- [WHAT YOU SHOULD DO]: Give the number of lines in the records below that include "Divers", and nothing more.

(Figure record listings)
***

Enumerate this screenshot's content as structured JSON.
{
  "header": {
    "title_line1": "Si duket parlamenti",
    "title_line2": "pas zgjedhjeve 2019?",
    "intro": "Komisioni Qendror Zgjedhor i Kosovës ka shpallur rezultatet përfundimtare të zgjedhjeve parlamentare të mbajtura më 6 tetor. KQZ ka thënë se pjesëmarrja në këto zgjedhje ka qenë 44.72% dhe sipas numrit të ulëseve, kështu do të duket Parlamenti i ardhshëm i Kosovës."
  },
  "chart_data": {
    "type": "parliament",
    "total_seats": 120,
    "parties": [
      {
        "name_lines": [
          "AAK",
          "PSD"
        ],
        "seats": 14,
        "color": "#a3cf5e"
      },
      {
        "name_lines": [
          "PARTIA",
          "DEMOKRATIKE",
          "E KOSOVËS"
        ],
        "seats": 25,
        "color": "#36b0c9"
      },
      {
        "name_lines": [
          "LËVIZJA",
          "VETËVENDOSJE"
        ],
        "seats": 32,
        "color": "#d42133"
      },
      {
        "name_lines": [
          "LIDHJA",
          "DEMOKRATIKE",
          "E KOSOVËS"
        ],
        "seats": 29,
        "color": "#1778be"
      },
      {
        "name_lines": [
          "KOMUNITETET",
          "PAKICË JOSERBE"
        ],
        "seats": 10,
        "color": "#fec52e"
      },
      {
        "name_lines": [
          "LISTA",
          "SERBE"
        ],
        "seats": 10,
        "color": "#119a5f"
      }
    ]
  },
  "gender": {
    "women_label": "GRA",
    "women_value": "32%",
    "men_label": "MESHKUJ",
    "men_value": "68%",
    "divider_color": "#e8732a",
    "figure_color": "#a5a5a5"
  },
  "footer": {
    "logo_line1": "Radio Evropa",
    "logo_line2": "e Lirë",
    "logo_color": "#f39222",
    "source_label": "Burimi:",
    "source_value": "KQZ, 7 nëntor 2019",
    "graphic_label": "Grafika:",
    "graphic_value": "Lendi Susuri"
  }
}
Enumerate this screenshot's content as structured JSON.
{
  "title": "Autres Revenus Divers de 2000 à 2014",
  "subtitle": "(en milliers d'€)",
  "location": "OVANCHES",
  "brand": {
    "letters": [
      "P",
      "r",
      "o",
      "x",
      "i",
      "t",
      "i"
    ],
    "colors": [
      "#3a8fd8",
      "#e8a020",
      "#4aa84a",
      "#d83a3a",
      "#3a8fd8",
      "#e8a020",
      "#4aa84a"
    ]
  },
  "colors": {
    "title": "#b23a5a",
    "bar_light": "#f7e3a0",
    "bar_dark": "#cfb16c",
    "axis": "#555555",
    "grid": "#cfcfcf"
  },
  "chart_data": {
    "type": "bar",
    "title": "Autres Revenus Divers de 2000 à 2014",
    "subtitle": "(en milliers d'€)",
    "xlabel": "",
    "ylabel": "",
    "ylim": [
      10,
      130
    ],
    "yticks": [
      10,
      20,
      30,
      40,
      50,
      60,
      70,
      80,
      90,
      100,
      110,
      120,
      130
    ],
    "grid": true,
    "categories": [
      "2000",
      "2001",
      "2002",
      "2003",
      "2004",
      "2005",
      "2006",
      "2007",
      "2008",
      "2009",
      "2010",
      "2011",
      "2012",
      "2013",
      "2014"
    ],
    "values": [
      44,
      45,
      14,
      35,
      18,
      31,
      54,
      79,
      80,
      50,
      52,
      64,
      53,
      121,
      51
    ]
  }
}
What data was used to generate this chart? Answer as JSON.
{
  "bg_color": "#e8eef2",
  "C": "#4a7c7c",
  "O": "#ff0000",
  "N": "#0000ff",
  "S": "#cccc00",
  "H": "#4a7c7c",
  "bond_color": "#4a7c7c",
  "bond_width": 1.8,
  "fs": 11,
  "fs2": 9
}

***

- [COMPLETED TASK]: 2